[start]
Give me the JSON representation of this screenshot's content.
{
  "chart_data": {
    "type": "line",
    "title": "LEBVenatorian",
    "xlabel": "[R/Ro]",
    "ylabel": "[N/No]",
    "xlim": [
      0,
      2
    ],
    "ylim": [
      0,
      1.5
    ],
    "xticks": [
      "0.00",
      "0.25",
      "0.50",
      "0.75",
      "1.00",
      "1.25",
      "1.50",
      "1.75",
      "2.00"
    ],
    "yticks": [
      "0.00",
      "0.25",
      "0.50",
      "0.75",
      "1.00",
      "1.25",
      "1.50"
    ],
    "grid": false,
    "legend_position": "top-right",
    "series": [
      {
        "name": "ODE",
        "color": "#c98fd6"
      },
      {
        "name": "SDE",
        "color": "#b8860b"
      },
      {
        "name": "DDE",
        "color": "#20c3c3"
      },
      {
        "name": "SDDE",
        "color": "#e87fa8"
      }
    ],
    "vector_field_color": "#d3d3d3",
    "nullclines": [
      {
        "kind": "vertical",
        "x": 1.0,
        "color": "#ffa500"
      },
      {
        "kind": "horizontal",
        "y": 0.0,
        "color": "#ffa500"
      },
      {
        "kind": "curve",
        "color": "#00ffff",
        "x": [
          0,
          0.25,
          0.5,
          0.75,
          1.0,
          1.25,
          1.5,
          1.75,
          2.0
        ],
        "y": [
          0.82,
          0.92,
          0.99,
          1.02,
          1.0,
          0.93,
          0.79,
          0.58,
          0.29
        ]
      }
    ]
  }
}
[end]
- SHORT TASK: Please return the data above exactly as given.

- THE ANSWER:
Give me the JSON representation of this screenshot's content.
{
  "chart_data": {
    "type": "line",
    "title": "LEBVenatorian",
    "xlabel": "[R/Ro]",
    "ylabel": "[N/No]",
    "xlim": [
      0,
      2
    ],
    "ylim": [
      0,
      1.5
    ],
    "xticks": [
      "0.00",
      "0.25",
      "0.50",
      "0.75",
      "1.00",
      "1.25",
      "1.50",
      "1.75",
      "2.00"
    ],
    "yticks": [
      "0.00",
      "0.25",
      "0.50",
      "0.75",
      "1.00",
      "1.25",
      "1.50"
    ],
    "grid": false,
    "legend_position": "top-right",
    "series": [
      {
        "name": "ODE",
        "color": "#c98fd6"
      },
      {
        "name": "SDE",
        "color": "#b8860b"
      },
      {
        "name": "DDE",
        "color": "#20c3c3"
      },
      {
        "name": "SDDE",
        "color": "#e87fa8"
      }
    ],
    "vector_field_color": "#d3d3d3",
    "nullclines": [
      {
        "kind": "vertical",
        "x": 1.0,
        "color": "#ffa500"
      },
      {
        "kind": "horizontal",
        "y": 0.0,
        "color": "#ffa500"
      },
      {
        "kind": "curve",
        "color": "#00ffff",
        "x": [
          0,
          0.25,
          0.5,
          0.75,
          1.0,
          1.25,
          1.5,
          1.75,
          2.0
        ],
        "y": [
          0.82,
          0.92,
          0.99,
          1.02,
          1.0,
          0.93,
          0.79,
          0.58,
          0.29
        ]
      }
    ]
  }
}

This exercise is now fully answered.